> **WHAT THE EXERCISE ASKS**:
From the listing below, pull out every line where the string "Smaller" appears.

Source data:
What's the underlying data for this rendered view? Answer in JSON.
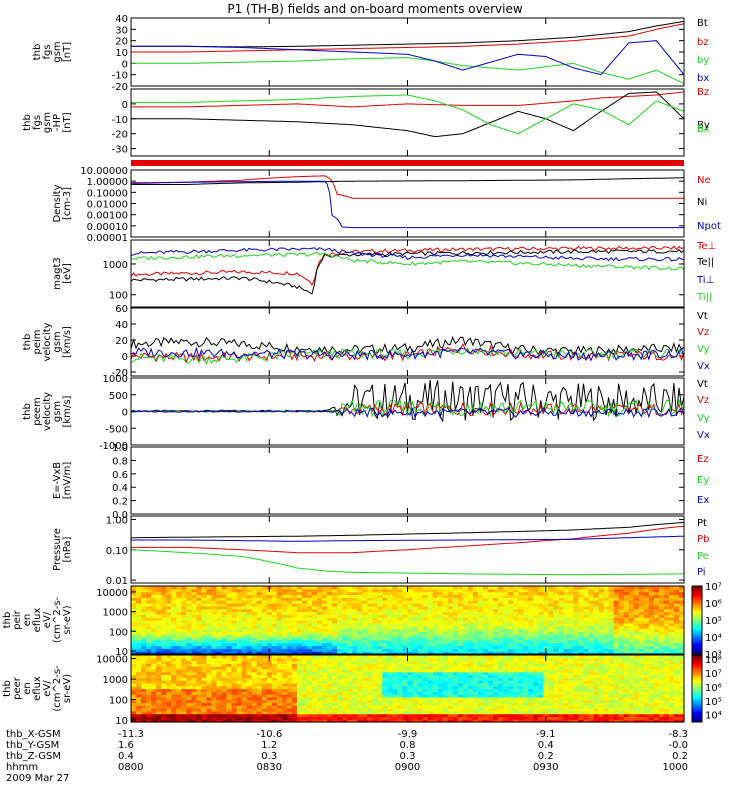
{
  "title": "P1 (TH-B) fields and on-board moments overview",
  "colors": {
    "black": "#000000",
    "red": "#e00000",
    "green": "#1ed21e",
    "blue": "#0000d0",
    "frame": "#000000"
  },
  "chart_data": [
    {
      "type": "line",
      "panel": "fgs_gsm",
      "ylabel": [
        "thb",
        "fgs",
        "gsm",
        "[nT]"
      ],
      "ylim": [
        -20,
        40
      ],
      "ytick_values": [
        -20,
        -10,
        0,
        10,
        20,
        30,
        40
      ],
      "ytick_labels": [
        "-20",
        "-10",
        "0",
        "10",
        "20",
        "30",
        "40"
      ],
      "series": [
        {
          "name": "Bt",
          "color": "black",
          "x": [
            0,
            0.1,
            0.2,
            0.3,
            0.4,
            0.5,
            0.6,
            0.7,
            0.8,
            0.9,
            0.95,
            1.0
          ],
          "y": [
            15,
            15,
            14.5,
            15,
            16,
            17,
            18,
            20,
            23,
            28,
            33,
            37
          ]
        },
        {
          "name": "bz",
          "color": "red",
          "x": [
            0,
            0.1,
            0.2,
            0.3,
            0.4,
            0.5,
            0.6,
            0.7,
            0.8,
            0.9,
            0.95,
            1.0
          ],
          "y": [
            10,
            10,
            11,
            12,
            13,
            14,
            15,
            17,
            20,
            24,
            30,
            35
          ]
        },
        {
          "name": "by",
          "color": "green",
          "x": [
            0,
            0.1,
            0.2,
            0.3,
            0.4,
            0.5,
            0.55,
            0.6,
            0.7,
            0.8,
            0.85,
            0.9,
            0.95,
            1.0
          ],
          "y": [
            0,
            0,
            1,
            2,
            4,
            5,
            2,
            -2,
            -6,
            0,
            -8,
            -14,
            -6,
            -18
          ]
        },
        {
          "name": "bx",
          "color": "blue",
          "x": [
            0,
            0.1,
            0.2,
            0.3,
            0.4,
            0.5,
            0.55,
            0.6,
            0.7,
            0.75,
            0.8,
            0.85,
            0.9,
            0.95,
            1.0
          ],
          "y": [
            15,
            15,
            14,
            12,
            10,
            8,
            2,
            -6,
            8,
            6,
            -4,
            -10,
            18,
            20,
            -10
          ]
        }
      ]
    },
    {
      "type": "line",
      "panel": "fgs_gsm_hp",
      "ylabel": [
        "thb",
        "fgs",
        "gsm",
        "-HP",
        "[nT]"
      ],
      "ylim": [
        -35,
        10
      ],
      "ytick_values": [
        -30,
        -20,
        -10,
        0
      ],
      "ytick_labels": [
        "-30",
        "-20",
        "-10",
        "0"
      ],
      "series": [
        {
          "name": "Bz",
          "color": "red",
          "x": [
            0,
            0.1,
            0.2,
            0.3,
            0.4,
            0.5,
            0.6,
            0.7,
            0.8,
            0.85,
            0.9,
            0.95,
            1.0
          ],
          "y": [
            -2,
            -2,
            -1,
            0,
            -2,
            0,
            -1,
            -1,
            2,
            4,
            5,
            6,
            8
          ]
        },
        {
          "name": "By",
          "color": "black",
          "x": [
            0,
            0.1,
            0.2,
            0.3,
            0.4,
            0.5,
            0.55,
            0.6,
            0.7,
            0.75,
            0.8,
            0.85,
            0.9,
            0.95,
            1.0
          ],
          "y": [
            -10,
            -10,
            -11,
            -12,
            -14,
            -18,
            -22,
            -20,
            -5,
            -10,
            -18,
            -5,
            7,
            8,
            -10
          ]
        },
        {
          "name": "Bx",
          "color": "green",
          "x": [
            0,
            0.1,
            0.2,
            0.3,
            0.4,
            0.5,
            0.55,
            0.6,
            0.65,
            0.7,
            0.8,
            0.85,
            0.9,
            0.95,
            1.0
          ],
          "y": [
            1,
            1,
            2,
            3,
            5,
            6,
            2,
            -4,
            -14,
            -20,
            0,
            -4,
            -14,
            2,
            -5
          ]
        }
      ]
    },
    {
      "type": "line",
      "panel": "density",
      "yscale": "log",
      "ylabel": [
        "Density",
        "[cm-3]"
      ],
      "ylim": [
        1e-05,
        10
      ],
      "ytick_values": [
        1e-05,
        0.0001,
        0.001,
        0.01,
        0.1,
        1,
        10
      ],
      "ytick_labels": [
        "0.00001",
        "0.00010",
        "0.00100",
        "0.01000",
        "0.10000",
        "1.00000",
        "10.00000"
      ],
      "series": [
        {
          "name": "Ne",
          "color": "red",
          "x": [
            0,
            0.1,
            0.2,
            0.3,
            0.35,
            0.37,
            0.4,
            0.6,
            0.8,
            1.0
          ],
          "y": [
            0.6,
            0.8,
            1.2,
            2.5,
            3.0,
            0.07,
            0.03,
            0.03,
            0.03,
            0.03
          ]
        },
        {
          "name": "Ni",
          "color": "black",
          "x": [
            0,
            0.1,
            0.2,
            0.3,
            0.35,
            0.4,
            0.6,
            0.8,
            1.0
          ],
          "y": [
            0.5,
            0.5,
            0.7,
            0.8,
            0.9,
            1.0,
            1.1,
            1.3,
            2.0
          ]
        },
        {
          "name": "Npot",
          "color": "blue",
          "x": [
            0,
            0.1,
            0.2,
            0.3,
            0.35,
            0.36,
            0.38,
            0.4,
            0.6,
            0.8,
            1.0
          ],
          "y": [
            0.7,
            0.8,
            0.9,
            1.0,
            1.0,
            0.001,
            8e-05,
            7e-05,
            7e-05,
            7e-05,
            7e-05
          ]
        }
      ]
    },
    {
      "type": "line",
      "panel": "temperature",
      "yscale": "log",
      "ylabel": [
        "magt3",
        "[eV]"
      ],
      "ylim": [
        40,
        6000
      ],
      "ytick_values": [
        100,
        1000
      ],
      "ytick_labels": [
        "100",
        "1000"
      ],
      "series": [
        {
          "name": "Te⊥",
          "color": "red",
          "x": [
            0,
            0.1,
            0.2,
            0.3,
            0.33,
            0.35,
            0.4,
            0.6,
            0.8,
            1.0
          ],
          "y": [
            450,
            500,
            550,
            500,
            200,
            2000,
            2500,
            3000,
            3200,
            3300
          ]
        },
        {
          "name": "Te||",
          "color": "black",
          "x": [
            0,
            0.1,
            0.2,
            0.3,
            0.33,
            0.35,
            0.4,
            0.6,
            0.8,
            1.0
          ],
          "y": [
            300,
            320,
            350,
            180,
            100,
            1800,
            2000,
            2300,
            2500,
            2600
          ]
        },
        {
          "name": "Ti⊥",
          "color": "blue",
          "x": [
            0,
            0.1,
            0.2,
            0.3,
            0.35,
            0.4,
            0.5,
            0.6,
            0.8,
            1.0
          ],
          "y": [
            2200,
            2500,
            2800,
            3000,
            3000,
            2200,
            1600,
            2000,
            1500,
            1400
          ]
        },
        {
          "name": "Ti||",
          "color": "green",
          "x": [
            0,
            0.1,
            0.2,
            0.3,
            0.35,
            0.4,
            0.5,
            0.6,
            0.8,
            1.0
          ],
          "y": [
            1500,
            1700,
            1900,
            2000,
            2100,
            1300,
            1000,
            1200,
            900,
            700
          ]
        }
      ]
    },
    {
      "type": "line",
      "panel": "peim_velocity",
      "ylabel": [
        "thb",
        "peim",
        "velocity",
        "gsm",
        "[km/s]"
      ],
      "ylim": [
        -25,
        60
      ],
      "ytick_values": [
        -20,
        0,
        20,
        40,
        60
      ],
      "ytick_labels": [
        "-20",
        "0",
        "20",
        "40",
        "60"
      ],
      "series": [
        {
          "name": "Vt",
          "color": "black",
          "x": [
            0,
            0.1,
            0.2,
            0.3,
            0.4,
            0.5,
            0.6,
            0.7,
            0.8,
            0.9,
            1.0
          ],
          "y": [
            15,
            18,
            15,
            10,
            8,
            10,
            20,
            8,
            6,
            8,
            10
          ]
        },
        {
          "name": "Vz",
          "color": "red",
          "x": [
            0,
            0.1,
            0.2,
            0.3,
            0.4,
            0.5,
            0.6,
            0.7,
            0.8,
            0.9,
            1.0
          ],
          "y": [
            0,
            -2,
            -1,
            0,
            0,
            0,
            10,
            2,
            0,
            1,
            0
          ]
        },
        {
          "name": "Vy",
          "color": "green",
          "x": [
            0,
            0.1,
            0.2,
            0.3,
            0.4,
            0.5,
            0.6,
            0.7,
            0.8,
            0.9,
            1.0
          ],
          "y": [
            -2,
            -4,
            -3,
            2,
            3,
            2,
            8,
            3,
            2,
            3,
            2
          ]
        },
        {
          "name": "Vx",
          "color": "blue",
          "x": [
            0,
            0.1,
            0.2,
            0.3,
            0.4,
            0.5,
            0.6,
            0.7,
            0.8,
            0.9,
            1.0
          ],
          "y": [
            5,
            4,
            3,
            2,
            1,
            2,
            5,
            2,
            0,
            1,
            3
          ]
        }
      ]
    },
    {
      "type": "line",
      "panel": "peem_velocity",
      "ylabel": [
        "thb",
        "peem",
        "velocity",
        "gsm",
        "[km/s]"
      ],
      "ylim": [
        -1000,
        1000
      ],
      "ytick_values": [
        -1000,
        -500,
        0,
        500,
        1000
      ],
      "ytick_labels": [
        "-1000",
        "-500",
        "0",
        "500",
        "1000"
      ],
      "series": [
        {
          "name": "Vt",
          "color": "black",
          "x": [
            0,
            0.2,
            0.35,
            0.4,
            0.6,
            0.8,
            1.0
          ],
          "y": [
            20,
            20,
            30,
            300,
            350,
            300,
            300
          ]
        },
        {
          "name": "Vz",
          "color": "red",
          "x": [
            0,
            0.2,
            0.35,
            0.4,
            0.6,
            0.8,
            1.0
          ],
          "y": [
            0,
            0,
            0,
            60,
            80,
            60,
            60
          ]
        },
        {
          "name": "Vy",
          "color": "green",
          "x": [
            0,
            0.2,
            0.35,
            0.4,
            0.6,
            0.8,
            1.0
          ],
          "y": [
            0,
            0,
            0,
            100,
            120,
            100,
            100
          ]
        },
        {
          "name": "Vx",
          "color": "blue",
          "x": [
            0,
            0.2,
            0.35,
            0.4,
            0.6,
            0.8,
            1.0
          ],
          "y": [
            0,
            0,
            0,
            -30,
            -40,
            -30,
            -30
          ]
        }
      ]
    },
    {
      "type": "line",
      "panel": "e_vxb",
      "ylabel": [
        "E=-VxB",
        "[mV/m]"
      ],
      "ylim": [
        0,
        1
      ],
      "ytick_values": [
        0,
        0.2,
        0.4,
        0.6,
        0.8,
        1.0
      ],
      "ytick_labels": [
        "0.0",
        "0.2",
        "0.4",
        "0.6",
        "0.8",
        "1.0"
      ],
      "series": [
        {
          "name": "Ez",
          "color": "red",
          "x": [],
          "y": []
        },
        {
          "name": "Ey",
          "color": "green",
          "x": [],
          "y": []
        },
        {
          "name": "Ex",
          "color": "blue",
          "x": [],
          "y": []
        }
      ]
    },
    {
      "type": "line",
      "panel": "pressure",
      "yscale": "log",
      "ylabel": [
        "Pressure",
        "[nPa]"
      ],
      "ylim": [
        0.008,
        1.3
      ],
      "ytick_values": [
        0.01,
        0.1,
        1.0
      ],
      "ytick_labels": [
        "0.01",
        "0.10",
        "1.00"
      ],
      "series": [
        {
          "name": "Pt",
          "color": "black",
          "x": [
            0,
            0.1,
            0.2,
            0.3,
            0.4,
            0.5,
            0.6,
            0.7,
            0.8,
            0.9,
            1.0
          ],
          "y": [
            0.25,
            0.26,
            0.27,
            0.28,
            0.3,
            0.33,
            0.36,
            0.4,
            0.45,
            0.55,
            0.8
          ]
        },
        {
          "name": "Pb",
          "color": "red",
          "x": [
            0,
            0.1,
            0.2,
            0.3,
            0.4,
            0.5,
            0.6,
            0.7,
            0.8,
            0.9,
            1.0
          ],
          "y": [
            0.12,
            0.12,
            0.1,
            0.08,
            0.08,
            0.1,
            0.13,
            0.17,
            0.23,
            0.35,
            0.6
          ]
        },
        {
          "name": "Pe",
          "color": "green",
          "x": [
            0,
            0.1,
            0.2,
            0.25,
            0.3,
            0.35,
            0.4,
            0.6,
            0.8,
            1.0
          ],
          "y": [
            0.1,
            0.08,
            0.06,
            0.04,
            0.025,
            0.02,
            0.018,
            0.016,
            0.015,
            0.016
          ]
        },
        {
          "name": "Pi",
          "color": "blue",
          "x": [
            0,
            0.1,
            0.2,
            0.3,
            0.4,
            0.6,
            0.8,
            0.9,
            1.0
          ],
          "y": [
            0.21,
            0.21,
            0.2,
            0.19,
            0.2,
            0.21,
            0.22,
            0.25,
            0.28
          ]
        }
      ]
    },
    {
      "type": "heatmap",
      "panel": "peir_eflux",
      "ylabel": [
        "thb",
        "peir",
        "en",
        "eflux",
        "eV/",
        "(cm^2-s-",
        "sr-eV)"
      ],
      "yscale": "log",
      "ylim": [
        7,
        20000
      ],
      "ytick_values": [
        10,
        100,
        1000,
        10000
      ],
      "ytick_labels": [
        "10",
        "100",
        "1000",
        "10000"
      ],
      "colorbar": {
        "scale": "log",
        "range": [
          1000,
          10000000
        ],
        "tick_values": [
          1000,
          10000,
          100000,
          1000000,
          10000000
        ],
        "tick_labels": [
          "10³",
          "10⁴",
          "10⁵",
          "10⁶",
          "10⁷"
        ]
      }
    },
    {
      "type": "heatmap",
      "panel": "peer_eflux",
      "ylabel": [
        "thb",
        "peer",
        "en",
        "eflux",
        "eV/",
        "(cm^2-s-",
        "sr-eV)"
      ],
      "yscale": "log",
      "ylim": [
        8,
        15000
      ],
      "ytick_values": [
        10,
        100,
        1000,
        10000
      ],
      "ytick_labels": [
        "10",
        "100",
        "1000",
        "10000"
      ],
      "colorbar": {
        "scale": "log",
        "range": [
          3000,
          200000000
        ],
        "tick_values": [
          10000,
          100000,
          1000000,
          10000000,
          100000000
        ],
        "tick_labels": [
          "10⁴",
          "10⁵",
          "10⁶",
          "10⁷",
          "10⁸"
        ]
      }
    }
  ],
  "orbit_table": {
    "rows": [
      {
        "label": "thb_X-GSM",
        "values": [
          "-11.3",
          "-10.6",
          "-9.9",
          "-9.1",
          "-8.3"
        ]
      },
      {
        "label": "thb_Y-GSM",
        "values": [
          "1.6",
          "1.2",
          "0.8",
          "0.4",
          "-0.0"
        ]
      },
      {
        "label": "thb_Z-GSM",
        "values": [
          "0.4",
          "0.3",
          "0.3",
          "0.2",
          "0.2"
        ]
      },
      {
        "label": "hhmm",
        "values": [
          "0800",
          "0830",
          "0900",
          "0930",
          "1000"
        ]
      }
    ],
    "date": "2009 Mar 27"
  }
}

==

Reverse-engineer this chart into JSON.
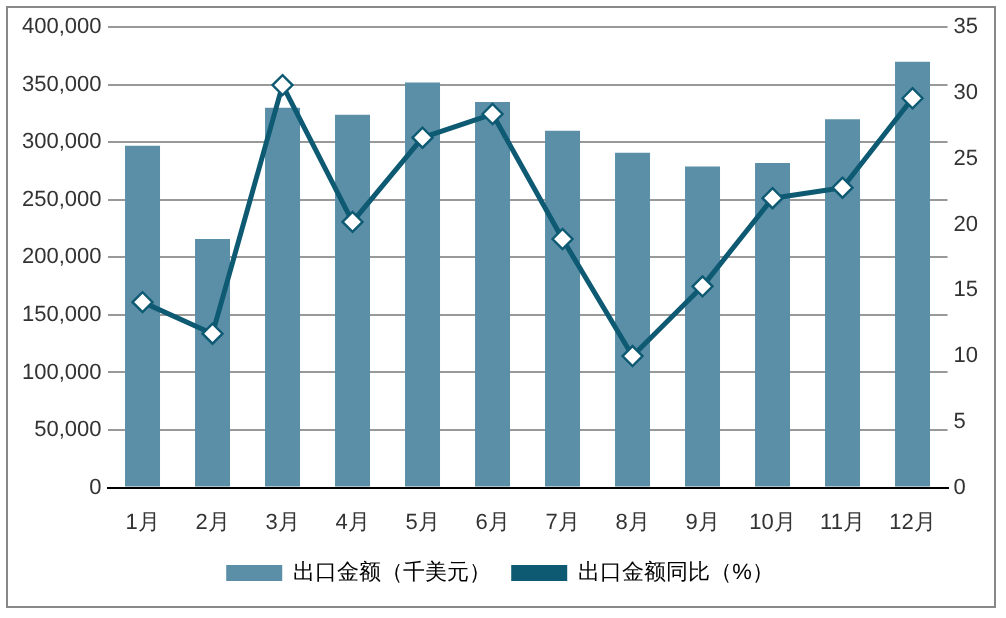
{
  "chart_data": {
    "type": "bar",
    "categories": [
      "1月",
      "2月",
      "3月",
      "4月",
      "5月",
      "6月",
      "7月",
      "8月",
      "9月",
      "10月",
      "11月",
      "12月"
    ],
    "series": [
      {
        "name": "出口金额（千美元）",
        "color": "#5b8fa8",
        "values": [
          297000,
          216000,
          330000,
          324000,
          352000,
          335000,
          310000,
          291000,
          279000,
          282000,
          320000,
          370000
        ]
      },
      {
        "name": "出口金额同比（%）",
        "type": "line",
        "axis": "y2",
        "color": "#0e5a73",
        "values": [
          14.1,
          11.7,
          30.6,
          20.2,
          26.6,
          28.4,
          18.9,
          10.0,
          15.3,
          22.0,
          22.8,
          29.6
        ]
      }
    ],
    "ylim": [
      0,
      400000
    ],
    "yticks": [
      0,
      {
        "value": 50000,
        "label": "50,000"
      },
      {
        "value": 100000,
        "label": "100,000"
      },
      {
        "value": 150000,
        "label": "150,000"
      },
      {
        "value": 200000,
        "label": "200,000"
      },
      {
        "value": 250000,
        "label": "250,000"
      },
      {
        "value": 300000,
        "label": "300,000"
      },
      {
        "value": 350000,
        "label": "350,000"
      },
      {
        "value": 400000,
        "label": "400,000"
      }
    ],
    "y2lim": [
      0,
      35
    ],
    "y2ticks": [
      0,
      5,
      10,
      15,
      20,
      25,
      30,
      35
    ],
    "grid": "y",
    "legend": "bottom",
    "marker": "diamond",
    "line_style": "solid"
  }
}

==

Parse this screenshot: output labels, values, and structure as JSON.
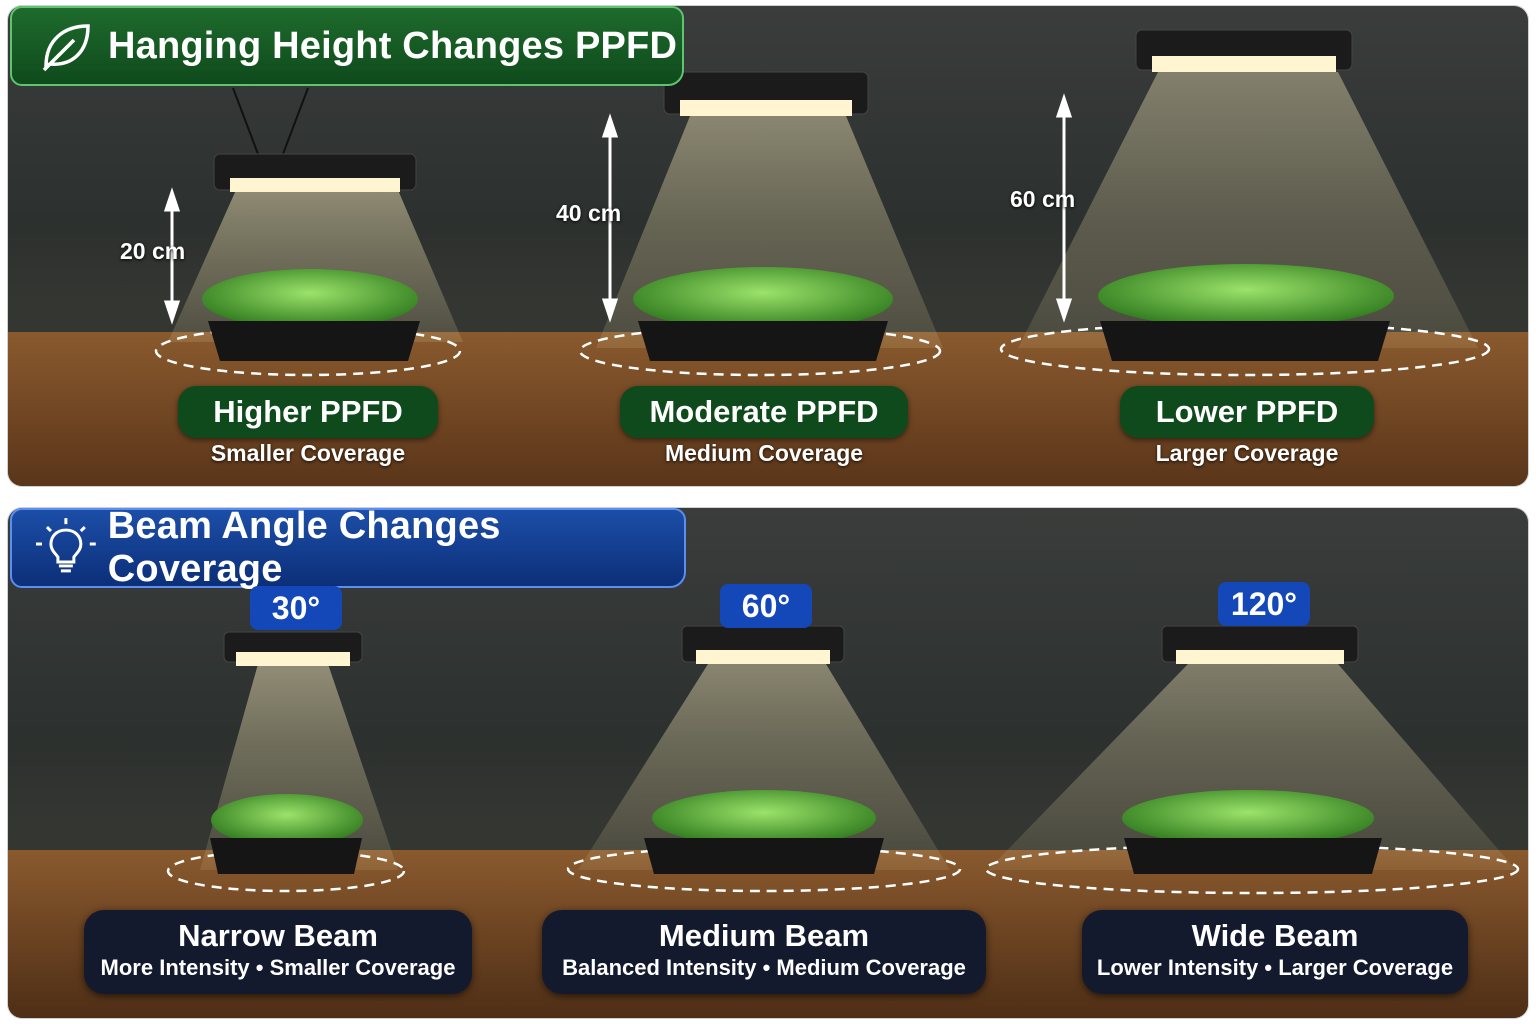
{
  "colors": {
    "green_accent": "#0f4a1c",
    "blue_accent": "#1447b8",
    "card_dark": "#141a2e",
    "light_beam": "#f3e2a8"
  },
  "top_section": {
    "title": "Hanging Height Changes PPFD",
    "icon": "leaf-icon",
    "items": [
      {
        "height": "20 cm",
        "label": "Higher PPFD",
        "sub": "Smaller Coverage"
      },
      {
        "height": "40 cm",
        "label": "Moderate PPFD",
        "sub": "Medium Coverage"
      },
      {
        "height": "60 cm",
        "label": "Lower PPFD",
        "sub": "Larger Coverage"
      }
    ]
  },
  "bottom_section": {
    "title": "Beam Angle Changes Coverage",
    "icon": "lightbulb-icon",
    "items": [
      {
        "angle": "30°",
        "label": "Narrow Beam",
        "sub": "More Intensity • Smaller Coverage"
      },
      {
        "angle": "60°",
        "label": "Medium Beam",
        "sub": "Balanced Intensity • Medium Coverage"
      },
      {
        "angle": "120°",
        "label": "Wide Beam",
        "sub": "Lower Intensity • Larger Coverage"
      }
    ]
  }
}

> **PROBLEM SOLUTION**:
        "sub": "Smaller Coverage"
        "sub": "More Intensity • Smaller Coverage"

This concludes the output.